### WHAT IS EXPECTED
Count the lines in the data below where the string "this" occurs, please, and give the number alone.

### DATASET EXTRACT
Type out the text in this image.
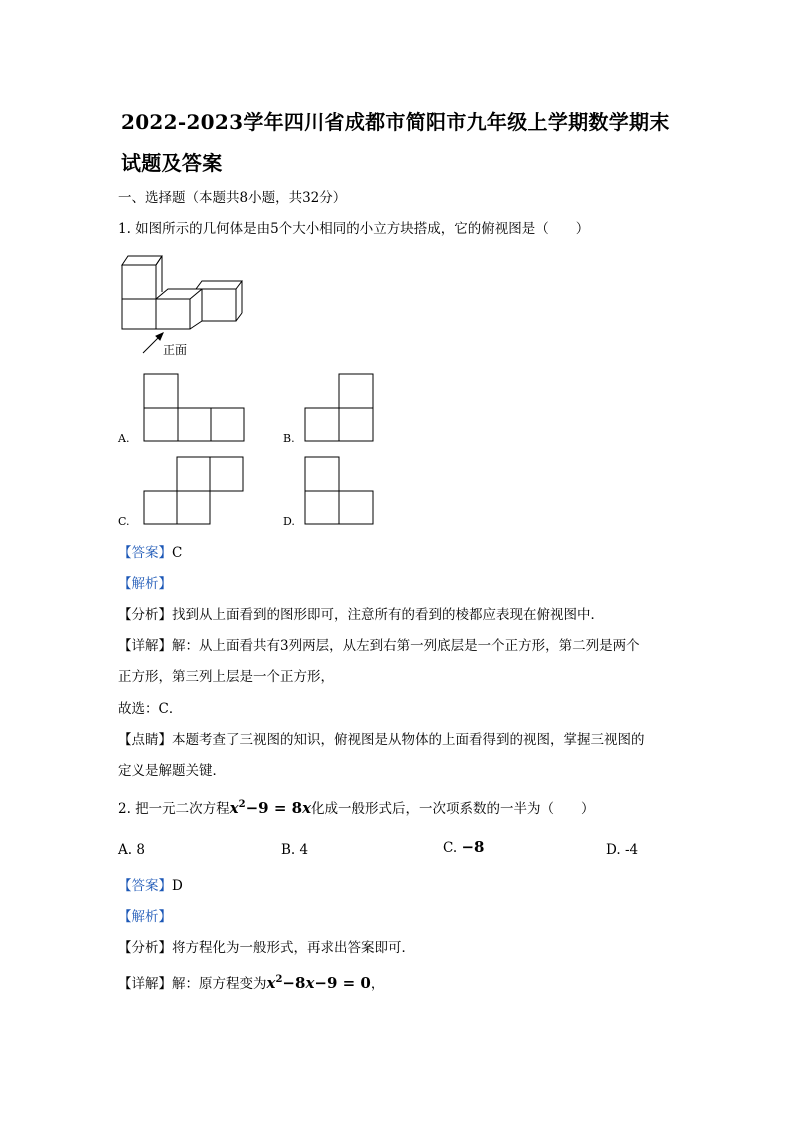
2022-2023学年四川省成都市简阳市九年级上学期数学期末
试题及答案
一、选择题（本题共8小题，共32分）
1. 如图所示的几何体是由5个大小相同的小立方块搭成，它的俯视图是（　　）
正面
A.	B.
C.	D.
【答案】C
【解析】
【分析】找到从上面看到的图形即可，注意所有的看到的棱都应表现在俯视图中．
【详解】解：从上面看共有3列两层，从左到右第一列底层是一个正方形，第二列是两个
正方形，第三列上层是一个正方形，
故选：C．
【点睛】本题考查了三视图的知识，俯视图是从物体的上面看得到的视图，掌握三视图的
定义是解题关键．
2. 把一元二次方程$x^2-9 = 8x$化成一般形式后，一次项系数的一半为（　　）
A. 8	B. 4	C. −8	D. -4
【答案】D
【解析】
【分析】将方程化为一般形式，再求出答案即可．
【详解】解：原方程变为$x^2-8x-9 = 0$，
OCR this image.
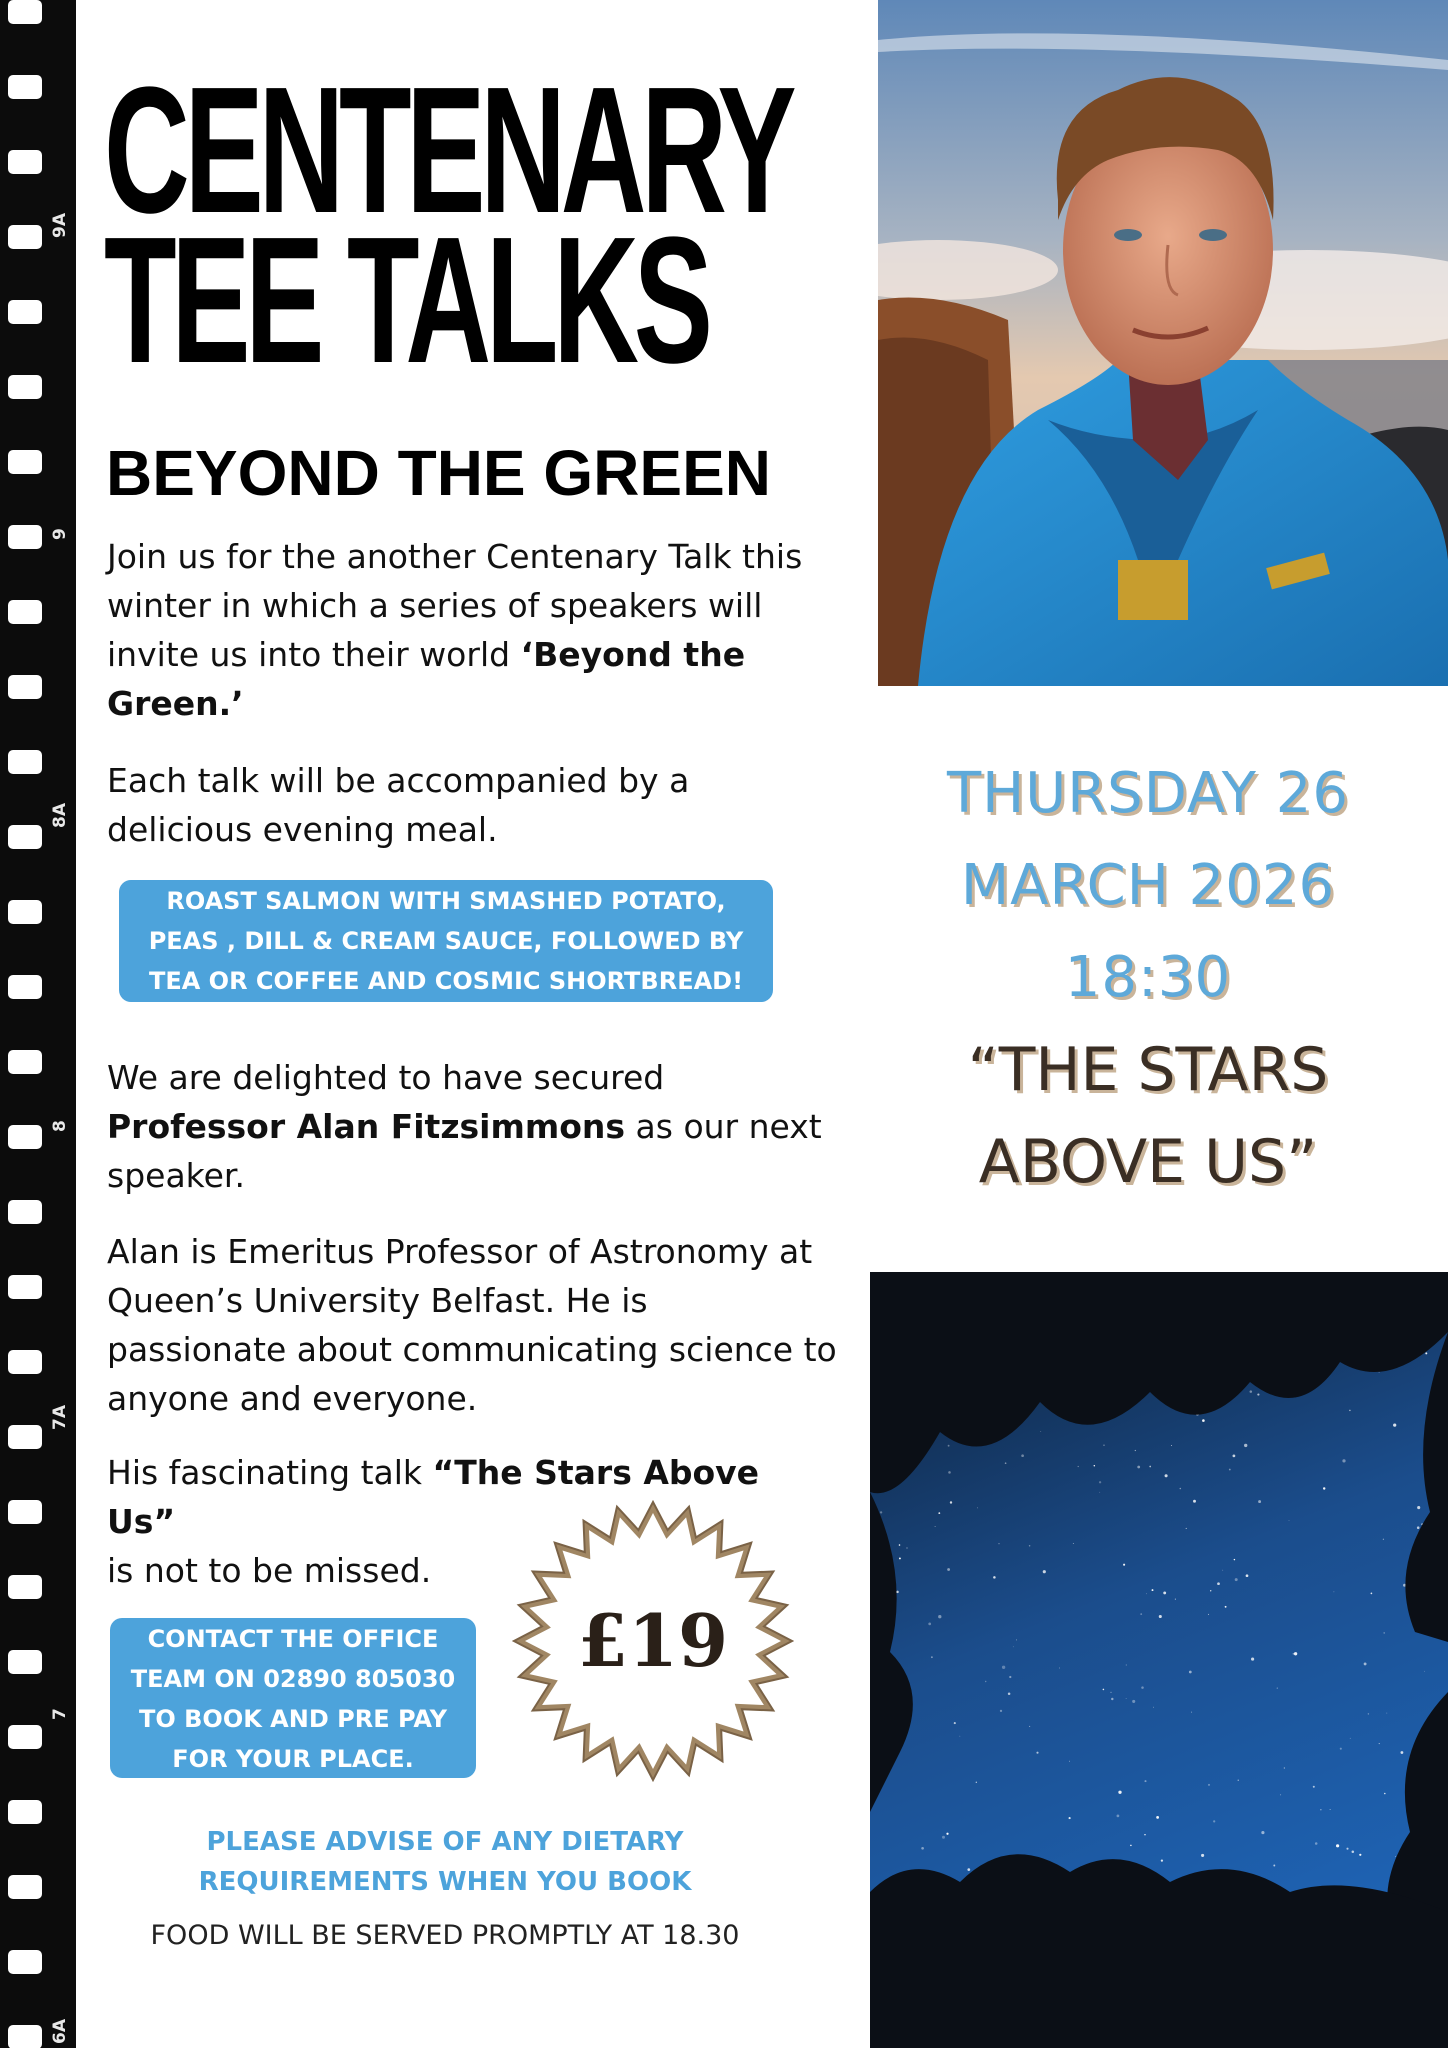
9A
9
8A
8
7A
7
6A
CENTENARY
TEE TALKS
BEYOND THE GREEN

Join us for the another Centenary Talk this winter in which a series of speakers will invite us into their world ‘Beyond the Green.’

Each talk will be accompanied by a delicious evening meal.

ROAST SALMON WITH SMASHED POTATO,
PEAS , DILL & CREAM SAUCE, FOLLOWED BY
TEA OR COFFEE AND COSMIC SHORTBREAD!

We are delighted to have secured Professor Alan Fitzsimmons as our next speaker.

Alan is Emeritus Professor of Astronomy at Queen’s University Belfast. He is passionate about communicating science to anyone and everyone.

His fascinating talk “The Stars Above Us”
is not to be missed.

CONTACT THE OFFICE
TEAM ON 02890 805030
TO BOOK AND PRE PAY
FOR YOUR PLACE.
£19

PLEASE ADVISE OF ANY DIETARY
REQUIREMENTS WHEN YOU BOOK

FOOD WILL BE SERVED PROMPTLY AT 18.30

THURSDAY 26
MARCH 2026
18:30
“THE STARS
ABOVE US”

### FINAL ANSWER
3